**Supplied passage**
Review of Cry It Out at Washington University

    Molly Smith Metzler’s Cry It Out was shown to its best advantage in last weekend’s outstanding production at Washington University.

    The action takes place from late winter to early spring in a backyard in Manorhaven, a village on the north shore of Long Island. The housing there ranges from prosperous to run-down. On a cliff above Manorhaven is Sands Point, one of the richest communities in America.

    The setting is very specific because Manorhaven is a place where a wide cross section people can be neighbors. The backyard in the play is between the homes of Jessie Gelb and Lina Bustamante. They get together for coffee in a spot in the range of both their baby monitors.

    The two women are from disparate backgrounds. Jessie is a corporate lawyer originally from the Midwest. Her husband’s family lives in a nearby community that is somewhat less prosperous than Sands Point. Lina is a brassy nurse from the south shore of Long Island who curses too much in a thick New York accent.

    Both have had a hard time meeting other women with newborns. After finding each other, Jessie and Lina bond immediately over their shared experiences. Their engaging, surprisingly funny conversations are an eye-opening catalogue of the problems facing new mothers.

    The chemistry of Lina and Jessie’s relationship faces a test when they receive an awkward visit from Mitchell Danow. He has witnessed the women’s supportive interaction from his home in Sands Point, and he asks if their group has room for his wife, Adrienne Marra, who is also a new mother. To Mitchell, Adrienne seems disengaged from her newborn. He hopes meeting other new mothers may help her.

    Mitchell’s request causes the first rift between Jessie and Lina. The former wants to help. The latter wants nothing to do with the privileged interloper. When Adrienne briefly stops by the backyard, she could not be more uninterested or unpleasant. There is more to Adrienne, however, than she shows in her first appearance. Her experience is another example of the challenges facing new mothers.

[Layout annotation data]
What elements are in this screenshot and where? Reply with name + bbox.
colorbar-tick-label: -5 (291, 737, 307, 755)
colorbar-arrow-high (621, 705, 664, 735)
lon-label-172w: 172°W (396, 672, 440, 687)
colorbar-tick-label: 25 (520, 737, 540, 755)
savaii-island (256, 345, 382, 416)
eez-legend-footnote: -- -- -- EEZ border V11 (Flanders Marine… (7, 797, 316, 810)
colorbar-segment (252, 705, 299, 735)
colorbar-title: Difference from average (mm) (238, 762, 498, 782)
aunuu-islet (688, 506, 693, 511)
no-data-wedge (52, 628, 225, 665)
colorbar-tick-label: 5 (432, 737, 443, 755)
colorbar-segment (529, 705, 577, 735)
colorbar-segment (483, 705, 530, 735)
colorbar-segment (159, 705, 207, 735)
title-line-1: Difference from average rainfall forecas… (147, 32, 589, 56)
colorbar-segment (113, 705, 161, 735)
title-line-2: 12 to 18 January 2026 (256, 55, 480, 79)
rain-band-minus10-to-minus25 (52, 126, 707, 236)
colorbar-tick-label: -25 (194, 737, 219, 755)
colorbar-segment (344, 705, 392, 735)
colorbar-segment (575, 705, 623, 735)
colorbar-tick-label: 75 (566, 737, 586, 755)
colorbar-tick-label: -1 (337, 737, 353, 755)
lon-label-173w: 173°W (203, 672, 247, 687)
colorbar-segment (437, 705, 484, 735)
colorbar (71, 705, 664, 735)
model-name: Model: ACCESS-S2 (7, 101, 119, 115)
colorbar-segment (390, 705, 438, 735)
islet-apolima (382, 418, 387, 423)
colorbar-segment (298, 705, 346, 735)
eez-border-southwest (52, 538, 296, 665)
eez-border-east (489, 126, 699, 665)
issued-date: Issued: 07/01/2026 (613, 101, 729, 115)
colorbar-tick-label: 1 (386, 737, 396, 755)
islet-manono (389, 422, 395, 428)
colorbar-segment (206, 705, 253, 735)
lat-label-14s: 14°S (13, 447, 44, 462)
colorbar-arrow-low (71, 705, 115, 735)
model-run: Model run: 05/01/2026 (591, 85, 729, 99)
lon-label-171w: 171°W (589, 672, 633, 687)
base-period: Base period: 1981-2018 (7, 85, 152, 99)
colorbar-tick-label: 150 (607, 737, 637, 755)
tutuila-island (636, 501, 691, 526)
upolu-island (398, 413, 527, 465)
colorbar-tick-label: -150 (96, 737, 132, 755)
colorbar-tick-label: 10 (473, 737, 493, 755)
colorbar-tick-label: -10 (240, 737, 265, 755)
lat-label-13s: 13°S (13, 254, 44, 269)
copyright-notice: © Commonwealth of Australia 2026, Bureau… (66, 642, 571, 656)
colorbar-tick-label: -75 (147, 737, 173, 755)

**Stated task**
Write the next part of the Cry It Out review, picking up after its last sentence. This data was drawn from a different source than the review.

**Reply**
    The cast was superb. The joy of finding a kindred spirit was portrayed with wonderful spontaneity by Anna Hansen as Jessie and Samantha Campisi as Lina. Jacob Elliott embodied Mitchell’s diffidence and confusion, while Sarah Wilkinson summoned up startling rage when Adrienne barked out her side of the story.

    Annie Mitnick’s scenic design and Emily Frei’s props convincingly depicted the backyard and rear wall of a two-family duplex. Andrea Urice’s direction let the story unfold naturally on a stage surrounded on three sides by the audience.

    Lainie Paris’s costumes recognized differences in seasons and social class. The atmosphere was enhanced by Nick Cochran’s lighting and Sean M. Savoie’s sound. The faculty design advisors were Nikki Green (costumes), Robert Mark Morgan (set) and Sean M. Savoie (lighting).

    This production is now closed, but the name Cry It Out is worth remembering to avoid missing out on future opportunities to see this brilliantly written play.

    —Gerry Kowarsky

    Photo by Jack Rushen Photography
    From the left, Samantha Campisi as Lina and Anna Hansen as Jessie in
    Cry It Out.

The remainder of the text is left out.